[Entries from a dataset]
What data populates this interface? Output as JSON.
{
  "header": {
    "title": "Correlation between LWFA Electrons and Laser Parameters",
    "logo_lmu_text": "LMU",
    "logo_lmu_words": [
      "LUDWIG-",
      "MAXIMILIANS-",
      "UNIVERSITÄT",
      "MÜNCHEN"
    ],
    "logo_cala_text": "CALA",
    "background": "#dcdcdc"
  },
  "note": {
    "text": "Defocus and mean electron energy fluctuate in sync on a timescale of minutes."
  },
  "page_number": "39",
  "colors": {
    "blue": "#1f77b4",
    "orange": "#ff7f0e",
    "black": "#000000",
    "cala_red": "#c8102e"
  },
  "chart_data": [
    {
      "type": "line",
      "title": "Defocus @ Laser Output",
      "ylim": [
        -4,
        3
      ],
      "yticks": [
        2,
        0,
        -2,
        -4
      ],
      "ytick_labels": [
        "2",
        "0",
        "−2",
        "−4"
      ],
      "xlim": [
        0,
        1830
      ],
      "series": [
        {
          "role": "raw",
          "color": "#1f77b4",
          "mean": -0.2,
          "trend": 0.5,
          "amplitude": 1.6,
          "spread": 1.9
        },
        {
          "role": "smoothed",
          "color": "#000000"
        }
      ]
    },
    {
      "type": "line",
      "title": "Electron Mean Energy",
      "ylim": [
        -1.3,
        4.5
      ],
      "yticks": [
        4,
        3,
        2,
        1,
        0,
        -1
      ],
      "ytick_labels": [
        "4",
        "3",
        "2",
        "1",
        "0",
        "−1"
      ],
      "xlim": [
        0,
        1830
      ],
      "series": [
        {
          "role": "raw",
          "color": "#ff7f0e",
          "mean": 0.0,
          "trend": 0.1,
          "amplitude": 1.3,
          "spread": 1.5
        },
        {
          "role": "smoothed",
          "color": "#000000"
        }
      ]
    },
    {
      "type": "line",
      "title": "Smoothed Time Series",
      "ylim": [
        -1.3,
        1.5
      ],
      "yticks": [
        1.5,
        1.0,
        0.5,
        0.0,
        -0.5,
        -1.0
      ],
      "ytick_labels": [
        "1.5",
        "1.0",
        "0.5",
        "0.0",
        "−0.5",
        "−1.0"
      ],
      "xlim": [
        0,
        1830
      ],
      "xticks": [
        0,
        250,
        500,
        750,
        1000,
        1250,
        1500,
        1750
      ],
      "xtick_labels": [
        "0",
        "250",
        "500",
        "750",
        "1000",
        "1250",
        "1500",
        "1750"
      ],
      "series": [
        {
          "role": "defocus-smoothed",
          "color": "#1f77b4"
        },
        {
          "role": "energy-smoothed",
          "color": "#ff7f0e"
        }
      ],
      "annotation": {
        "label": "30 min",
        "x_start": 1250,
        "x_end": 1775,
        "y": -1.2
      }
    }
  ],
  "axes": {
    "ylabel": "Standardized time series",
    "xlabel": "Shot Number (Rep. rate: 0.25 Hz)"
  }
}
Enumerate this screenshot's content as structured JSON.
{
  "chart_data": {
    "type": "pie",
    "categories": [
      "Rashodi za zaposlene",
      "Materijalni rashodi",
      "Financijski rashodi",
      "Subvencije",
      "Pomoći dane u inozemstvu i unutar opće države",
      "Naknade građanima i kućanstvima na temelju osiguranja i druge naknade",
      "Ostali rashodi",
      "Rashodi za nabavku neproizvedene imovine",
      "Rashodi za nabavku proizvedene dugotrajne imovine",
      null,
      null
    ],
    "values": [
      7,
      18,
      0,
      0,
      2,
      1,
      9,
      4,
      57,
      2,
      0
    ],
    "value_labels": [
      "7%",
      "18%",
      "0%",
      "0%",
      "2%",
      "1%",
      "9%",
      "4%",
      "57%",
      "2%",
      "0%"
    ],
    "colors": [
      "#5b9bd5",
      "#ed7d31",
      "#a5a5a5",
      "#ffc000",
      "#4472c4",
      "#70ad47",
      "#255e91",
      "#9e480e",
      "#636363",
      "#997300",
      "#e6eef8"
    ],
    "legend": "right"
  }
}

-- Stated goal --
Take the lines above and retype all of them exactly.

-- Response --
What data populates this interface? Output as JSON.
{
  "header": {
    "title": "Correlation between LWFA Electrons and Laser Parameters",
    "logo_lmu_text": "LMU",
    "logo_lmu_words": [
      "LUDWIG-",
      "MAXIMILIANS-",
      "UNIVERSITÄT",
      "MÜNCHEN"
    ],
    "logo_cala_text": "CALA",
    "background": "#dcdcdc"
  },
  "note": {
    "text": "Defocus and mean electron energy fluctuate in sync on a timescale of minutes."
  },
  "page_number": "39",
  "colors": {
    "blue": "#1f77b4",
    "orange": "#ff7f0e",
    "black": "#000000",
    "cala_red": "#c8102e"
  },
  "chart_data": [
    {
      "type": "line",
      "title": "Defocus @ Laser Output",
      "ylim": [
        -4,
        3
      ],
      "yticks": [
        2,
        0,
        -2,
        -4
      ],
      "ytick_labels": [
        "2",
        "0",
        "−2",
        "−4"
      ],
      "xlim": [
        0,
        1830
      ],
      "series": [
        {
          "role": "raw",
          "color": "#1f77b4",
          "mean": -0.2,
          "trend": 0.5,
          "amplitude": 1.6,
          "spread": 1.9
        },
        {
          "role": "smoothed",
          "color": "#000000"
        }
      ]
    },
    {
      "type": "line",
      "title": "Electron Mean Energy",
      "ylim": [
        -1.3,
        4.5
      ],
      "yticks": [
        4,
        3,
        2,
        1,
        0,
        -1
      ],
      "ytick_labels": [
        "4",
        "3",
        "2",
        "1",
        "0",
        "−1"
      ],
      "xlim": [
        0,
        1830
      ],
      "series": [
        {
          "role": "raw",
          "color": "#ff7f0e",
          "mean": 0.0,
          "trend": 0.1,
          "amplitude": 1.3,
          "spread": 1.5
        },
        {
          "role": "smoothed",
          "color": "#000000"
        }
      ]
    },
    {
      "type": "line",
      "title": "Smoothed Time Series",
      "ylim": [
        -1.3,
        1.5
      ],
      "yticks": [
        1.5,
        1.0,
        0.5,
        0.0,
        -0.5,
        -1.0
      ],
      "ytick_labels": [
        "1.5",
        "1.0",
        "0.5",
        "0.0",
        "−0.5",
        "−1.0"
      ],
      "xlim": [
        0,
        1830
      ],
      "xticks": [
        0,
        250,
        500,
        750,
        1000,
        1250,
        1500,
        1750
      ],
      "xtick_labels": [
        "0",
        "250",
        "500",
        "750",
        "1000",
        "1250",
        "1500",
        "1750"
      ],
      "series": [
        {
          "role": "defocus-smoothed",
          "color": "#1f77b4"
        },
        {
          "role": "energy-smoothed",
          "color": "#ff7f0e"
        }
      ],
      "annotation": {
        "label": "30 min",
        "x_start": 1250,
        "x_end": 1775,
        "y": -1.2
      }
    }
  ],
  "axes": {
    "ylabel": "Standardized time series",
    "xlabel": "Shot Number (Rep. rate: 0.25 Hz)"
  }
}
Enumerate this screenshot's content as structured JSON.
{
  "chart_data": {
    "type": "pie",
    "categories": [
      "Rashodi za zaposlene",
      "Materijalni rashodi",
      "Financijski rashodi",
      "Subvencije",
      "Pomoći dane u inozemstvu i unutar opće države",
      "Naknade građanima i kućanstvima na temelju osiguranja i druge naknade",
      "Ostali rashodi",
      "Rashodi za nabavku neproizvedene imovine",
      "Rashodi za nabavku proizvedene dugotrajne imovine",
      null,
      null
    ],
    "values": [
      7,
      18,
      0,
      0,
      2,
      1,
      9,
      4,
      57,
      2,
      0
    ],
    "value_labels": [
      "7%",
      "18%",
      "0%",
      "0%",
      "2%",
      "1%",
      "9%",
      "4%",
      "57%",
      "2%",
      "0%"
    ],
    "colors": [
      "#5b9bd5",
      "#ed7d31",
      "#a5a5a5",
      "#ffc000",
      "#4472c4",
      "#70ad47",
      "#255e91",
      "#9e480e",
      "#636363",
      "#997300",
      "#e6eef8"
    ],
    "legend": "right"
  }
}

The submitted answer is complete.